## begin Records

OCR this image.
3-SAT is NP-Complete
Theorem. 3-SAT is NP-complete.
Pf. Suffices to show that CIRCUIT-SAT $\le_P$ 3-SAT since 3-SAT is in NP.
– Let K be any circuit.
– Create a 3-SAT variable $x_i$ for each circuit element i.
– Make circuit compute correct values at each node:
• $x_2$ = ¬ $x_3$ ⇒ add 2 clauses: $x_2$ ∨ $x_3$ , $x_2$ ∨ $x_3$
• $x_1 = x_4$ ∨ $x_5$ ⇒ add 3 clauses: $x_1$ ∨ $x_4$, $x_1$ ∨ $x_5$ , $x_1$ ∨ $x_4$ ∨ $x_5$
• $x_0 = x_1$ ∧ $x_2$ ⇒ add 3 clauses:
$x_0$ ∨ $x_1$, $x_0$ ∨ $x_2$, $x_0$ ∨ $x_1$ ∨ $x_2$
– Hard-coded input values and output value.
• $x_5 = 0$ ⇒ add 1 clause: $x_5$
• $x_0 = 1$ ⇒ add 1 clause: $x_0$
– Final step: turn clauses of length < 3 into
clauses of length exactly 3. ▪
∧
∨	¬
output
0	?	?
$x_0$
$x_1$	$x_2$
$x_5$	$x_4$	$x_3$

## end Records
## begin Records

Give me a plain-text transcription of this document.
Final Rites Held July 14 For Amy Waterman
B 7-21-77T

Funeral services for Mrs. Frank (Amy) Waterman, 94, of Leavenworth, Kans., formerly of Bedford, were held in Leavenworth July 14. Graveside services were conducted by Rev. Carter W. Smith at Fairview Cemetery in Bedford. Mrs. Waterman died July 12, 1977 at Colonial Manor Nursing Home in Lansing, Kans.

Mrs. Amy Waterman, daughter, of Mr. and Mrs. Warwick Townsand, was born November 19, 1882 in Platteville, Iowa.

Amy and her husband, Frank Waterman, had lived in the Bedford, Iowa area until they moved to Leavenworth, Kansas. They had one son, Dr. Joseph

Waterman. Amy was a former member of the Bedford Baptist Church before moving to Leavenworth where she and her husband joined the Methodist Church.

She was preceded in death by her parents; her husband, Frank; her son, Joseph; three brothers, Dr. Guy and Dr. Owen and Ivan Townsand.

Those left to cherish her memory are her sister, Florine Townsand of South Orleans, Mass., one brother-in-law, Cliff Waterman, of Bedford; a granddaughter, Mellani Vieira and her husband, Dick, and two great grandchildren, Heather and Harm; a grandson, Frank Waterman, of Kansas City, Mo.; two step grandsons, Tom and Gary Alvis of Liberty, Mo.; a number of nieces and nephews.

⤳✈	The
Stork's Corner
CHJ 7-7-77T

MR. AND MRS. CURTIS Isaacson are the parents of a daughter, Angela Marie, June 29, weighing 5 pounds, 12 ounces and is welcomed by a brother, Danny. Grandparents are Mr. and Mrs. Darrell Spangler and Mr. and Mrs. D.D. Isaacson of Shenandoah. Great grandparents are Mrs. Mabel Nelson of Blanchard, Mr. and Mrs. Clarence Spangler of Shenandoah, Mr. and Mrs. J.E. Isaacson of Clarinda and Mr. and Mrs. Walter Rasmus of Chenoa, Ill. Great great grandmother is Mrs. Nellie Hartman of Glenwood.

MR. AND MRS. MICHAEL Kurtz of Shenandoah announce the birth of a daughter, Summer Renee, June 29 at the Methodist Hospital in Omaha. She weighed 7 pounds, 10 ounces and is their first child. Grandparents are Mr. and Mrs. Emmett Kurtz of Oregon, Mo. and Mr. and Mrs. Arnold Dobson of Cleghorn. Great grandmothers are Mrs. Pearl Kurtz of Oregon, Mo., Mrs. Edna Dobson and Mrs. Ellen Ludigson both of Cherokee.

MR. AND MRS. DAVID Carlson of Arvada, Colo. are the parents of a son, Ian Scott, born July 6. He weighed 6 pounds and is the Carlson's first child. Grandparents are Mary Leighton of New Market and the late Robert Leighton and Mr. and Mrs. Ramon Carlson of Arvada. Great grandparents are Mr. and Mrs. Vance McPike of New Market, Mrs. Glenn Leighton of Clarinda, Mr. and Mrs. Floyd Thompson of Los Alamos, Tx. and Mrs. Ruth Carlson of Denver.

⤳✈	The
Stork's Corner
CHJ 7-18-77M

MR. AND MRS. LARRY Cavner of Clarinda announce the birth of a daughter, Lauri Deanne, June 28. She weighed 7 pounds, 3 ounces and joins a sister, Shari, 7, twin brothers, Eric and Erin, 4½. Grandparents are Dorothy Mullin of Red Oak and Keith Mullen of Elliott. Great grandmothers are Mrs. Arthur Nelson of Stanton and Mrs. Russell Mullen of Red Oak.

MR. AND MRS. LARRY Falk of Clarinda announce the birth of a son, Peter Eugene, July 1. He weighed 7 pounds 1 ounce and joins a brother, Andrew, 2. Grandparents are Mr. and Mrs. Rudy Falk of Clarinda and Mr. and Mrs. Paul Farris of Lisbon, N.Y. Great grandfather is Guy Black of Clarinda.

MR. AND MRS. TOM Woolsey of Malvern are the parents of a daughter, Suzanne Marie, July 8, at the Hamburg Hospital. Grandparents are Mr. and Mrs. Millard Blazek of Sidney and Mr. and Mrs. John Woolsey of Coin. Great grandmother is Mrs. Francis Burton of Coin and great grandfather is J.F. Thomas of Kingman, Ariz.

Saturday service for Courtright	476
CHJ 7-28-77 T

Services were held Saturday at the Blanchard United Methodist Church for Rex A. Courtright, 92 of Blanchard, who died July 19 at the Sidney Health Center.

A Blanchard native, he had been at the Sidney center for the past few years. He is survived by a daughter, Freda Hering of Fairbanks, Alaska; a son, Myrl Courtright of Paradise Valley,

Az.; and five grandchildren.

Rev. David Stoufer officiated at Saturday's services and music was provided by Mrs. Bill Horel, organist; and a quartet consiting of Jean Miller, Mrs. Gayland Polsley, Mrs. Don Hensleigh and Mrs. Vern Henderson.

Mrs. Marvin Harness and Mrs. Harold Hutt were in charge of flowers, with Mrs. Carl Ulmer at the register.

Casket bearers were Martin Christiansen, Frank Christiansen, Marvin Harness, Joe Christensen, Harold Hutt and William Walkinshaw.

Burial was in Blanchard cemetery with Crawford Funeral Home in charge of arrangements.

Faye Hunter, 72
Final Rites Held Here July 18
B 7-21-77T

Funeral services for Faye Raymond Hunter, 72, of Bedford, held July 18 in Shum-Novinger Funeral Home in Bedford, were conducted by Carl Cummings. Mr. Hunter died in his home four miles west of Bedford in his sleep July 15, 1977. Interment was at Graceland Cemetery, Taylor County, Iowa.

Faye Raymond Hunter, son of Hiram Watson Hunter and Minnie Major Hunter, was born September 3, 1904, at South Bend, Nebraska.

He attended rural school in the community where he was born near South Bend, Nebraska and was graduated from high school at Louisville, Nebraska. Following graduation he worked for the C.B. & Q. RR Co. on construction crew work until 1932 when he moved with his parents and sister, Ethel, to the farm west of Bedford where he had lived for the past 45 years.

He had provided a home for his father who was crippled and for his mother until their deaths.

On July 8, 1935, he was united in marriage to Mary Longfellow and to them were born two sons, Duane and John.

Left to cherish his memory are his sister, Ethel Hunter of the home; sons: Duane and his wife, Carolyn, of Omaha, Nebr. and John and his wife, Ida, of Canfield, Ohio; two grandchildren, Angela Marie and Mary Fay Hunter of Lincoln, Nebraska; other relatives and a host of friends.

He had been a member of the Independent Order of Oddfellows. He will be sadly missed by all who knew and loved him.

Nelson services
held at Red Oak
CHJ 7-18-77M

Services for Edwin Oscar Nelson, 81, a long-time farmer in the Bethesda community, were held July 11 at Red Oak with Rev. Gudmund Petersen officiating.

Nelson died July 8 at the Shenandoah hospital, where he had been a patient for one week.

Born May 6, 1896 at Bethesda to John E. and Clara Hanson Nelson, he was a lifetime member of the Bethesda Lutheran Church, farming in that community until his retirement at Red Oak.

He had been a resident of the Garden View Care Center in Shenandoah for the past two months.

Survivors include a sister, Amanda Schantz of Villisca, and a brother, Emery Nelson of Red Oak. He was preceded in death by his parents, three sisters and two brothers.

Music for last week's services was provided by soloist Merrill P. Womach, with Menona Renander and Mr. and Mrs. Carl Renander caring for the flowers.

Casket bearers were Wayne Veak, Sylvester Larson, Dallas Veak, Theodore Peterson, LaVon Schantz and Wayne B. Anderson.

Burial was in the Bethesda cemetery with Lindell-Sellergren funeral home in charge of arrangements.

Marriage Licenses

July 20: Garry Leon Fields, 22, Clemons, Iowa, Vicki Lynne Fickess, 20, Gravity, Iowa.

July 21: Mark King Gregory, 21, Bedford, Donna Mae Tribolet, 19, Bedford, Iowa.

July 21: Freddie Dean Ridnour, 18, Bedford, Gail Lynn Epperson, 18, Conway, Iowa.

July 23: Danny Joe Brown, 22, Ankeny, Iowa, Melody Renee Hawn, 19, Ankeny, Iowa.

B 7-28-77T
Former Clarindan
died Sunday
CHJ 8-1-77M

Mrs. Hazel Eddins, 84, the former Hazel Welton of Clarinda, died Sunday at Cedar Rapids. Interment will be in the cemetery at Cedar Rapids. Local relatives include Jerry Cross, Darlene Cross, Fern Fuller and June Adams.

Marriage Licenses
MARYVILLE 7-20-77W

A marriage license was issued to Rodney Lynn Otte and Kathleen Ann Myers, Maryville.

## end Records

Where a line of the material above holds the string "Duane", copy that line.

On July 8, 1935, he was united in marriage to Mary Longfellow and to them were born two sons, Duane and John.
Left to cherish his memory are his sister, Ethel Hunter of the home; sons: Duane and his wife, Carolyn, of Omaha, Nebr. and John and his wife, Ida, of Canfield, Ohio; two grandchildren, Angela Marie and Mary Fay Hunter of Lincoln, Nebraska; other relatives and a host of friends.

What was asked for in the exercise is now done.